◆ **Task to carry out**: Reproduce all the lines below exactly and omit the images.

◆ **Items**:
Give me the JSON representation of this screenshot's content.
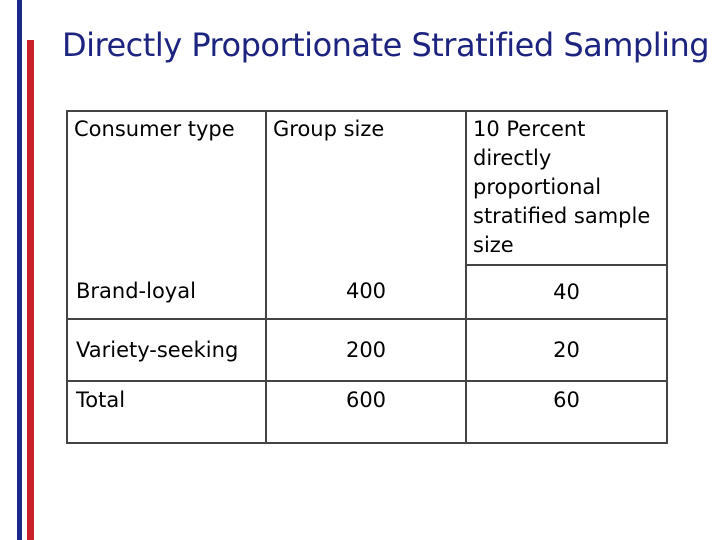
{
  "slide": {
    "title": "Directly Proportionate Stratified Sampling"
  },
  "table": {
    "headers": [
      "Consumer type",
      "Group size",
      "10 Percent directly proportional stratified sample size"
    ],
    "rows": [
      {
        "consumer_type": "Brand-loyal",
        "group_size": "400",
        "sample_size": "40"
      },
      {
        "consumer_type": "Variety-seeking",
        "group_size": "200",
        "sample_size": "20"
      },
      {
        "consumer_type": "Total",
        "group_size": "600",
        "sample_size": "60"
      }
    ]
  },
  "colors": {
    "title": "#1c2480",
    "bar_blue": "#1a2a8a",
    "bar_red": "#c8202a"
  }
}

◆ **Reply to the task**:
Give me the JSON representation of this screenshot's content.
{
  "slide": {
    "title": "Directly Proportionate Stratified Sampling"
  },
  "table": {
    "headers": [
      "Consumer type",
      "Group size",
      "10 Percent directly proportional stratified sample size"
    ],
    "rows": [
      {
        "consumer_type": "Brand-loyal",
        "group_size": "400",
        "sample_size": "40"
      },
      {
        "consumer_type": "Variety-seeking",
        "group_size": "200",
        "sample_size": "20"
      },
      {
        "consumer_type": "Total",
        "group_size": "600",
        "sample_size": "60"
      }
    ]
  },
  "colors": {
    "title": "#1c2480",
    "bar_blue": "#1a2a8a",
    "bar_red": "#c8202a"
  }
}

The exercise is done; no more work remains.